* _STATED EXERCISE_
Write out exactly the lines running from the one that contains "Read out every word on this page." through the end of the material.

Collection entries:

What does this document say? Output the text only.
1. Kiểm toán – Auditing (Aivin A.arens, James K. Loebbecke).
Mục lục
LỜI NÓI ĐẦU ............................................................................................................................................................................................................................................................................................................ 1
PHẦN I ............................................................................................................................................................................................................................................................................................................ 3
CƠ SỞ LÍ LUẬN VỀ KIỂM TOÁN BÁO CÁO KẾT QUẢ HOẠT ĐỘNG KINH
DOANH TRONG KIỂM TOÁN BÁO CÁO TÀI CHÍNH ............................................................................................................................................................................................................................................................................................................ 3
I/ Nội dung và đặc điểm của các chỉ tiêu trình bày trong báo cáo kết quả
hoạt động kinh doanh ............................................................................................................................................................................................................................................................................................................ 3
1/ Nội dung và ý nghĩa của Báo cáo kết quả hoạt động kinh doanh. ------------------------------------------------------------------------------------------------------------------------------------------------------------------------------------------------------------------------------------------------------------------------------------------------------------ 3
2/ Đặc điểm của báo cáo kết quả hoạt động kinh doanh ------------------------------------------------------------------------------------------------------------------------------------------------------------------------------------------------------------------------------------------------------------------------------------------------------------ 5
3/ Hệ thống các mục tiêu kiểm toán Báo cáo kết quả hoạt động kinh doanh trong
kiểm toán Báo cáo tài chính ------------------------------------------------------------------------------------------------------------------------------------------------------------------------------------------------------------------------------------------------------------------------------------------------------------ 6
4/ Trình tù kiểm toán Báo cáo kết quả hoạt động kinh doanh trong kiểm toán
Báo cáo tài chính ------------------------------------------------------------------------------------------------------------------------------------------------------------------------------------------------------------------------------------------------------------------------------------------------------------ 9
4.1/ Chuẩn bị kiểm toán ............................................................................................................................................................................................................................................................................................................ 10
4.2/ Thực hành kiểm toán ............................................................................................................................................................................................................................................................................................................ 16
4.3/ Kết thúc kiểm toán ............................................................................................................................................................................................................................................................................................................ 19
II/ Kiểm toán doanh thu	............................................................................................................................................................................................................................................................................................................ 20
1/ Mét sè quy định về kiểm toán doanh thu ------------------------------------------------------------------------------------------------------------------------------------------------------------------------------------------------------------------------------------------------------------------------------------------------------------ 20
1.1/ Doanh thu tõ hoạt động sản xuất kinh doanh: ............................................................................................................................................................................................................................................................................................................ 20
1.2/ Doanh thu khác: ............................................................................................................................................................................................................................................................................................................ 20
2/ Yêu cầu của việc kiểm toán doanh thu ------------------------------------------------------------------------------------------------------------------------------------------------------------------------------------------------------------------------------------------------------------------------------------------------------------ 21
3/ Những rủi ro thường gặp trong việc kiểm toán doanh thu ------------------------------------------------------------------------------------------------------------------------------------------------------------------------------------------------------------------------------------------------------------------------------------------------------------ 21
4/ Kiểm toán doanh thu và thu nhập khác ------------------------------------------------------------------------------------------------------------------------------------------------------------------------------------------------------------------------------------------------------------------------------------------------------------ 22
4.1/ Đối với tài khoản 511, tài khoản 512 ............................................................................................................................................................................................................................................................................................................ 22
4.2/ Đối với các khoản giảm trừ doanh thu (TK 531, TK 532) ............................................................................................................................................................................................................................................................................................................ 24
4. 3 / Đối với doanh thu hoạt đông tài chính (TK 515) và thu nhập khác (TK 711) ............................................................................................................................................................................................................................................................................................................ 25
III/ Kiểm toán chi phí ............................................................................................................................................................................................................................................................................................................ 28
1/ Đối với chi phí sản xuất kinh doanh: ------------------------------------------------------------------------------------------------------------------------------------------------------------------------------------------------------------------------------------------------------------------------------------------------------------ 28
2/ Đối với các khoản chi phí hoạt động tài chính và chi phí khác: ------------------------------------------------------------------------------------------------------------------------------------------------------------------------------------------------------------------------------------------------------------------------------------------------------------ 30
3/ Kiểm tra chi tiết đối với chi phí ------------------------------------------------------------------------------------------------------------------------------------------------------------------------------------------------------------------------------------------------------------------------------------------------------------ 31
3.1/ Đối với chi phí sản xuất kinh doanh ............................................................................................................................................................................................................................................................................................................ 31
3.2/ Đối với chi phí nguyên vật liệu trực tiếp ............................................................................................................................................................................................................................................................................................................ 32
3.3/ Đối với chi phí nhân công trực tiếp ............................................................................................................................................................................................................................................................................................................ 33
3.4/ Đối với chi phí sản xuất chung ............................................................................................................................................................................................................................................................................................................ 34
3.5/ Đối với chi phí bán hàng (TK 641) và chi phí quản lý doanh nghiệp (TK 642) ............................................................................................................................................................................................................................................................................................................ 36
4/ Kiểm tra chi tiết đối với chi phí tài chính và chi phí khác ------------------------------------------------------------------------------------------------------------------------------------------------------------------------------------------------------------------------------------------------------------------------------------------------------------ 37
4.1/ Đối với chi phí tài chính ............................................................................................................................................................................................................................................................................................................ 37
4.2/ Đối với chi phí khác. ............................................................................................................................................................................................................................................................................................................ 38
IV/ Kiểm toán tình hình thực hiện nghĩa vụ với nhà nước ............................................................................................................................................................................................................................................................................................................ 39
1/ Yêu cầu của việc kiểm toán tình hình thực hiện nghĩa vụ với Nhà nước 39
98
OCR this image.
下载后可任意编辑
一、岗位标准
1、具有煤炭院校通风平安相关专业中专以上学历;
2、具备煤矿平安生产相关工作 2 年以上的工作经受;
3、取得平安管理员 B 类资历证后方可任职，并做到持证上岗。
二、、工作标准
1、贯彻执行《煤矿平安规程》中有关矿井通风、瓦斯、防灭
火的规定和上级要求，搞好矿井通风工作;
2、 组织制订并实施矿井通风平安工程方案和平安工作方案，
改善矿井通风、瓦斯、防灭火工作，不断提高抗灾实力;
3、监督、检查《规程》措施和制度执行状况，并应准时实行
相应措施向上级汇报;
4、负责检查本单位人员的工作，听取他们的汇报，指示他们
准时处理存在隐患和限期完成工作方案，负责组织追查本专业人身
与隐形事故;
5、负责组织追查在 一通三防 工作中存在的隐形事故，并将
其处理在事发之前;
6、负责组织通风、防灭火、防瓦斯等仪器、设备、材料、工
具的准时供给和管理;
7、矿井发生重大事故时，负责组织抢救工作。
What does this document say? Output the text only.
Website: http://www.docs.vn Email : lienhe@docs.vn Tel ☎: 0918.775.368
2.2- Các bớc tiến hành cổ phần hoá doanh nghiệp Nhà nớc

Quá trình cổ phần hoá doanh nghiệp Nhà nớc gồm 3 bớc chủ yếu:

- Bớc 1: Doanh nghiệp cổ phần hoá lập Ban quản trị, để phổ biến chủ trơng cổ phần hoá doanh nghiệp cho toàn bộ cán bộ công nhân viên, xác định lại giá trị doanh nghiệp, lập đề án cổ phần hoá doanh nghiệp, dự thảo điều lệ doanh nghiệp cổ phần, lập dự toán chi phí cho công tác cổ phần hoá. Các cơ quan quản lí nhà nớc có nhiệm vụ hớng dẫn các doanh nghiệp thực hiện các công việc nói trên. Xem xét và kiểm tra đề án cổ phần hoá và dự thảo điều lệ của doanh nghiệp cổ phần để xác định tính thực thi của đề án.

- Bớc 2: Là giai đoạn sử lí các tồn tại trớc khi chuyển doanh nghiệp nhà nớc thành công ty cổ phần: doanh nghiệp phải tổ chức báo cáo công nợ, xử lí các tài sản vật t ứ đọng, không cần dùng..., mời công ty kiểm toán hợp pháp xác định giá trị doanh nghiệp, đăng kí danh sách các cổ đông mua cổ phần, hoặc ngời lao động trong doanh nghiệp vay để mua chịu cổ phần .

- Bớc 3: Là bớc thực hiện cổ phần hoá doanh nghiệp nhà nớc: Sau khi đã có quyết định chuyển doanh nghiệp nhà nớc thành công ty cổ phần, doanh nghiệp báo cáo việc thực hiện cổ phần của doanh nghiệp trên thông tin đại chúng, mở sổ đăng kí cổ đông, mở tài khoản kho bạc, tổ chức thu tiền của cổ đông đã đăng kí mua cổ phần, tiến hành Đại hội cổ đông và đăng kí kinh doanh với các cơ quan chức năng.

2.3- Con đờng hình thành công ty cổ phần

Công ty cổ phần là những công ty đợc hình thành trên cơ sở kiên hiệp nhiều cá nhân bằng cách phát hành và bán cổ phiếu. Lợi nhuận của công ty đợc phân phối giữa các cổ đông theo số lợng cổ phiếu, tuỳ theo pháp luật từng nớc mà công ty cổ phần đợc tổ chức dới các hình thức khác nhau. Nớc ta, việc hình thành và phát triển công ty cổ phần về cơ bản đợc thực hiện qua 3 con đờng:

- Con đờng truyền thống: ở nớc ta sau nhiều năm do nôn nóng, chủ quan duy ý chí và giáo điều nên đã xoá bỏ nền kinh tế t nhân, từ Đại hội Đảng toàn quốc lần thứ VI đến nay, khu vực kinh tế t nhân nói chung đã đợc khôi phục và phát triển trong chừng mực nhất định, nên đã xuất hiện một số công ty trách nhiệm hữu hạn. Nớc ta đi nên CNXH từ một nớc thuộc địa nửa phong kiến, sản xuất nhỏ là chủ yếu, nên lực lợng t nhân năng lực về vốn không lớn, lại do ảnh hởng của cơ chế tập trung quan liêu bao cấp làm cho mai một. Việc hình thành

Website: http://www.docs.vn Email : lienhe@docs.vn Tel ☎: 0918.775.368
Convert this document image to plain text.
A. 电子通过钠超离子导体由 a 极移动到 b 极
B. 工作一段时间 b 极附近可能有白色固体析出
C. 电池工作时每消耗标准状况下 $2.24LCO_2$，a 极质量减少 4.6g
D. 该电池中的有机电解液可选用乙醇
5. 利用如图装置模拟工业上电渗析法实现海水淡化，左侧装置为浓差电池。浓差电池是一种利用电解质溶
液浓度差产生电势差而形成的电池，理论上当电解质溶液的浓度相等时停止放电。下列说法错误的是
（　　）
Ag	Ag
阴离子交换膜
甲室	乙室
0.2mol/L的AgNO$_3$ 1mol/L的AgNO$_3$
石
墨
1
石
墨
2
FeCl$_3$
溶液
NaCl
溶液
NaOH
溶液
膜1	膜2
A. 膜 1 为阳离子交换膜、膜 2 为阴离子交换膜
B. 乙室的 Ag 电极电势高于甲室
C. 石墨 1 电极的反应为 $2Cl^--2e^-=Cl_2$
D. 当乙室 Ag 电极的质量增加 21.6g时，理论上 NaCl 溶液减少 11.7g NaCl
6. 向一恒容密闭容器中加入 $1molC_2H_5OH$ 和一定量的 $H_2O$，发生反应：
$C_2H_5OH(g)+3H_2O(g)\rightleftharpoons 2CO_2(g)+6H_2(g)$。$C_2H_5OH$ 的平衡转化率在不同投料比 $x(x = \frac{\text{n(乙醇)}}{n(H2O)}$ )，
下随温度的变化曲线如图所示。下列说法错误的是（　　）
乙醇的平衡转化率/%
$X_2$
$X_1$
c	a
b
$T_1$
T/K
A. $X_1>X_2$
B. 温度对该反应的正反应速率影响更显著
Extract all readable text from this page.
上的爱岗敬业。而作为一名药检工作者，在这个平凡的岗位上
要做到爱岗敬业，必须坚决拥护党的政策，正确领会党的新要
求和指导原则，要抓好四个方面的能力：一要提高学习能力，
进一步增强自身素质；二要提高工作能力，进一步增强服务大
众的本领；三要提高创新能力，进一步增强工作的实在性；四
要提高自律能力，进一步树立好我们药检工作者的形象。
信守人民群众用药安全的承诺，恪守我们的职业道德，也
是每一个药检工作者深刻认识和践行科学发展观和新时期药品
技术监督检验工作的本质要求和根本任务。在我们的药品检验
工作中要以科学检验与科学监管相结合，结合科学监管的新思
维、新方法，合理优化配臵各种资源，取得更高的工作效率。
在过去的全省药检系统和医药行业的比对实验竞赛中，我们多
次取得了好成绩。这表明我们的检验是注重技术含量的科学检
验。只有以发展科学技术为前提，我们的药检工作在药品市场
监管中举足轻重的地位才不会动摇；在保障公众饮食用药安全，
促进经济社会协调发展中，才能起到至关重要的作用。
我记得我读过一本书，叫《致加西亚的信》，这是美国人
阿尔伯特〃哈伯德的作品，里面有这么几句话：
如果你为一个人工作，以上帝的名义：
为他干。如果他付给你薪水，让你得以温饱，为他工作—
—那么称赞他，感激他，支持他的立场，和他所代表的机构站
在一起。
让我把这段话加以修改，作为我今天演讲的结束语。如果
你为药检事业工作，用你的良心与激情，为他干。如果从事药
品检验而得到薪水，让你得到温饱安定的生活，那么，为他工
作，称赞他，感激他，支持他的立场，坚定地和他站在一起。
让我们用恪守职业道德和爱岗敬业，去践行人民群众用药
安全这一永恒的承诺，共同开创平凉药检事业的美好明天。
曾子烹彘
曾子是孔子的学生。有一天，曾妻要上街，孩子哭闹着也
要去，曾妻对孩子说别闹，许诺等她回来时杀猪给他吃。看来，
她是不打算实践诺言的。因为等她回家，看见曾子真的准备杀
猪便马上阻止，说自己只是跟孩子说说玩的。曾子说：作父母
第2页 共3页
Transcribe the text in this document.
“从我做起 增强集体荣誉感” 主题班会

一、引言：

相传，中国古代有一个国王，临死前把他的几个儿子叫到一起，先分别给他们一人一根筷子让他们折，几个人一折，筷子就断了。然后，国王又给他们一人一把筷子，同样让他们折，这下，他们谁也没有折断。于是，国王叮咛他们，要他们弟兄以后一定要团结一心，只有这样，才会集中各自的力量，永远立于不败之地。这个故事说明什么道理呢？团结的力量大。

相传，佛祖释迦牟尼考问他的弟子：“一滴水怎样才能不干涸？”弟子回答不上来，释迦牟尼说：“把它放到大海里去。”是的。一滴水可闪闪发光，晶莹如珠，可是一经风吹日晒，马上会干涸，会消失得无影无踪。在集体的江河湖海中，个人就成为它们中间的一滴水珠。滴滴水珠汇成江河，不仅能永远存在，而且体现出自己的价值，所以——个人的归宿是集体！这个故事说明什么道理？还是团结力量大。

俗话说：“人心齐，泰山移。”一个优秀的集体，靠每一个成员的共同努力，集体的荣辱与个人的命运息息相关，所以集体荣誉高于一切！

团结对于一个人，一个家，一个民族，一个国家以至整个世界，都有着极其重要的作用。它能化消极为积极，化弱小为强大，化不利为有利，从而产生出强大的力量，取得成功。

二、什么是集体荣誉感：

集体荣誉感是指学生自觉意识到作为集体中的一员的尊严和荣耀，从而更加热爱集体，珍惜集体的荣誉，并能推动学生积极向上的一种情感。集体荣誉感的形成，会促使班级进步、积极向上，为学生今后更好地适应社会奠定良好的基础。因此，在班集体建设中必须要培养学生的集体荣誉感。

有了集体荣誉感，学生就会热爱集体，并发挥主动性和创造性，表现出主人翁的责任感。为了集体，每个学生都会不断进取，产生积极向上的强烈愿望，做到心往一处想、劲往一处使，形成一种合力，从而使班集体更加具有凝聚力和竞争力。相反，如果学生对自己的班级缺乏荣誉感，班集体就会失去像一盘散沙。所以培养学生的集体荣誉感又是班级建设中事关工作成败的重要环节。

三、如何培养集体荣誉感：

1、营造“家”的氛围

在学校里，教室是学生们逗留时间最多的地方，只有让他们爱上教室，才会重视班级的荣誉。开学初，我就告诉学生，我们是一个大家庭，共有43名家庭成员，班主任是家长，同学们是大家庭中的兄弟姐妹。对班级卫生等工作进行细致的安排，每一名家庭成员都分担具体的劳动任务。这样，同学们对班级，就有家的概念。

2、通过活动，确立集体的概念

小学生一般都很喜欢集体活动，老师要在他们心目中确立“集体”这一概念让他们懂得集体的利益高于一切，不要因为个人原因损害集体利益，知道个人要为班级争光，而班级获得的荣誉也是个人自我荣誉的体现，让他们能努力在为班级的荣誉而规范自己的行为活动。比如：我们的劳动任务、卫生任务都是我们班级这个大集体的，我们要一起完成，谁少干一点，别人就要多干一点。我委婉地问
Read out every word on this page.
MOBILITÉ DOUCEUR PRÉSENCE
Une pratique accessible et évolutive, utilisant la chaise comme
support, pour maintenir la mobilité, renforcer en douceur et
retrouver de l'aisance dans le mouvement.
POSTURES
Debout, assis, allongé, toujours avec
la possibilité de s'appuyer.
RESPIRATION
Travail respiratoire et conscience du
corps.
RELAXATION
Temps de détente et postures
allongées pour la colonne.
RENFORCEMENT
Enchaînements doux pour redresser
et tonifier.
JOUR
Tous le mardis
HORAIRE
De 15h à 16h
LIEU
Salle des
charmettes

* _PROBLEM SOLUTION_
Read out every word on this page.
MOBILITÉ DOUCEUR PRÉSENCE
Une pratique accessible et évolutive, utilisant la chaise comme
support, pour maintenir la mobilité, renforcer en douceur et
retrouver de l'aisance dans le mouvement.
POSTURES
Debout, assis, allongé, toujours avec
la possibilité de s'appuyer.
RESPIRATION
Travail respiratoire et conscience du
corps.
RELAXATION
Temps de détente et postures
allongées pour la colonne.
RENFORCEMENT
Enchaînements doux pour redresser
et tonifier.
JOUR
Tous le mardis
HORAIRE
De 15h à 16h
LIEU
Salle des
charmettes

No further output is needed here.